--- BEGIN ---
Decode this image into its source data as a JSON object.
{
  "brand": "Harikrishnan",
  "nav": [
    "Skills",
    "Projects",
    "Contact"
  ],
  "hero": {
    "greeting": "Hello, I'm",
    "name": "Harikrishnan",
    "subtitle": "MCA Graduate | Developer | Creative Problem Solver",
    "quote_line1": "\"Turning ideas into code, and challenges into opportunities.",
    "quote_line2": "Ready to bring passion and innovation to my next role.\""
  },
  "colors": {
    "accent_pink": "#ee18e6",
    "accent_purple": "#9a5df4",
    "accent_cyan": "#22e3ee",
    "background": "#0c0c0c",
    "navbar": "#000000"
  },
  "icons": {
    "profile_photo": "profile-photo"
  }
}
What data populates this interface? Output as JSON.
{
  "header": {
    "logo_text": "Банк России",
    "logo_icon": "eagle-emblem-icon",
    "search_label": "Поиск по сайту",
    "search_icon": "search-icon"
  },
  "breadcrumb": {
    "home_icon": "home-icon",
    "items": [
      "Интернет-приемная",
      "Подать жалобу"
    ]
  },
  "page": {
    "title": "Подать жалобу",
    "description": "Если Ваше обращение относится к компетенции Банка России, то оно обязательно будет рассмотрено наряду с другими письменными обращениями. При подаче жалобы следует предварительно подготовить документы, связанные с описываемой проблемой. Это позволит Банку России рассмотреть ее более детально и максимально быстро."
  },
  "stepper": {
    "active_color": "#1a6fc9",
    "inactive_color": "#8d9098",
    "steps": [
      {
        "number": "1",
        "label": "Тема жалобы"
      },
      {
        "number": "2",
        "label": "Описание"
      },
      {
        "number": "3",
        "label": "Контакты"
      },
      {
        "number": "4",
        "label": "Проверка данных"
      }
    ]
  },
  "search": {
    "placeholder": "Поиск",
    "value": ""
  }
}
--- END ---
→ **Given task**
Copy all of the material word for word.

→ **In response**
Decode this image into its source data as a JSON object.
{
  "brand": "Harikrishnan",
  "nav": [
    "Skills",
    "Projects",
    "Contact"
  ],
  "hero": {
    "greeting": "Hello, I'm",
    "name": "Harikrishnan",
    "subtitle": "MCA Graduate | Developer | Creative Problem Solver",
    "quote_line1": "\"Turning ideas into code, and challenges into opportunities.",
    "quote_line2": "Ready to bring passion and innovation to my next role.\""
  },
  "colors": {
    "accent_pink": "#ee18e6",
    "accent_purple": "#9a5df4",
    "accent_cyan": "#22e3ee",
    "background": "#0c0c0c",
    "navbar": "#000000"
  },
  "icons": {
    "profile_photo": "profile-photo"
  }
}
What data populates this interface? Output as JSON.
{
  "header": {
    "logo_text": "Банк России",
    "logo_icon": "eagle-emblem-icon",
    "search_label": "Поиск по сайту",
    "search_icon": "search-icon"
  },
  "breadcrumb": {
    "home_icon": "home-icon",
    "items": [
      "Интернет-приемная",
      "Подать жалобу"
    ]
  },
  "page": {
    "title": "Подать жалобу",
    "description": "Если Ваше обращение относится к компетенции Банка России, то оно обязательно будет рассмотрено наряду с другими письменными обращениями. При подаче жалобы следует предварительно подготовить документы, связанные с описываемой проблемой. Это позволит Банку России рассмотреть ее более детально и максимально быстро."
  },
  "stepper": {
    "active_color": "#1a6fc9",
    "inactive_color": "#8d9098",
    "steps": [
      {
        "number": "1",
        "label": "Тема жалобы"
      },
      {
        "number": "2",
        "label": "Описание"
      },
      {
        "number": "3",
        "label": "Контакты"
      },
      {
        "number": "4",
        "label": "Проверка данных"
      }
    ]
  },
  "search": {
    "placeholder": "Поиск",
    "value": ""
  }
}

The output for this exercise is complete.